Dataset records
•••••
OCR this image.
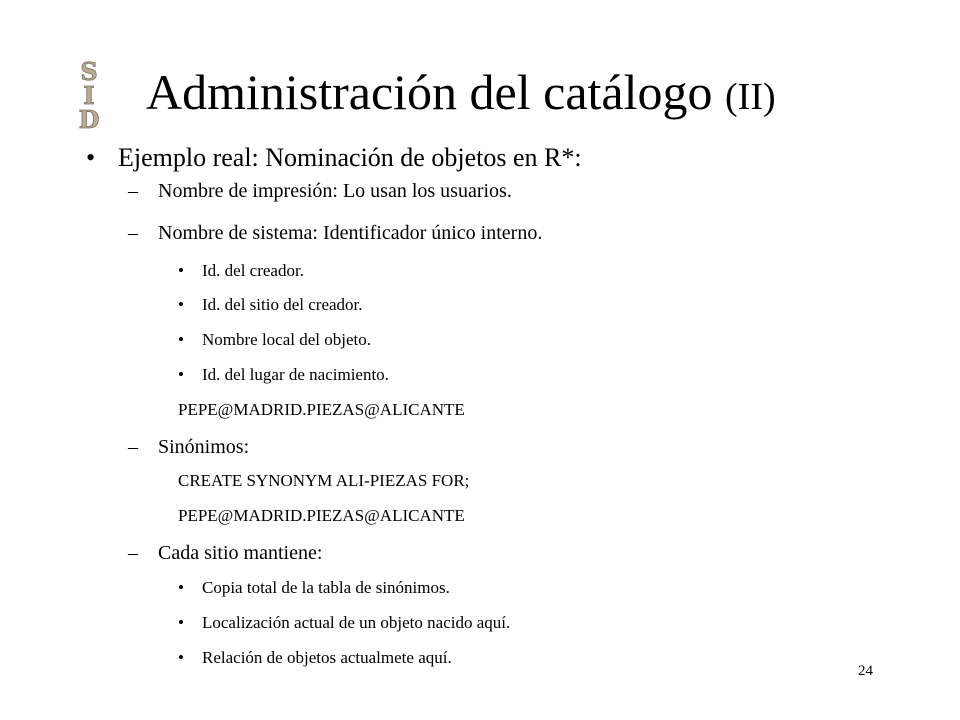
S
I
D Administración del catálogo (II)
• Ejemplo real: Nominación de objetos en R*:
– Nombre de impresión: Lo usan los usuarios.
– Nombre de sistema: Identificador único interno.
• Id. del creador.
• Id. del sitio del creador.
• Nombre local del objeto.
• Id. del lugar de nacimiento.
PEPE@MADRID.PIEZAS@ALICANTE
– Sinónimos:
CREATE SYNONYM ALI-PIEZAS FOR;
PEPE@MADRID.PIEZAS@ALICANTE
– Cada sitio mantiene:
• Copia total de la tabla de sinónimos.
• Localización actual de un objeto nacido aquí.
• Relación de objetos actualmete aquí.
24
•••••
■ **Given task**: Every line above should be returned word for word, with the pictures left behind.

■ **Response**:
OCR this image.
S
I
D Administración del catálogo (II)
• Ejemplo real: Nominación de objetos en R*:
– Nombre de impresión: Lo usan los usuarios.
– Nombre de sistema: Identificador único interno.
• Id. del creador.
• Id. del sitio del creador.
• Nombre local del objeto.
• Id. del lugar de nacimiento.
PEPE@MADRID.PIEZAS@ALICANTE
– Sinónimos:
CREATE SYNONYM ALI-PIEZAS FOR;
PEPE@MADRID.PIEZAS@ALICANTE
– Cada sitio mantiene:
• Copia total de la tabla de sinónimos.
• Localización actual de un objeto nacido aquí.
• Relación de objetos actualmete aquí.
24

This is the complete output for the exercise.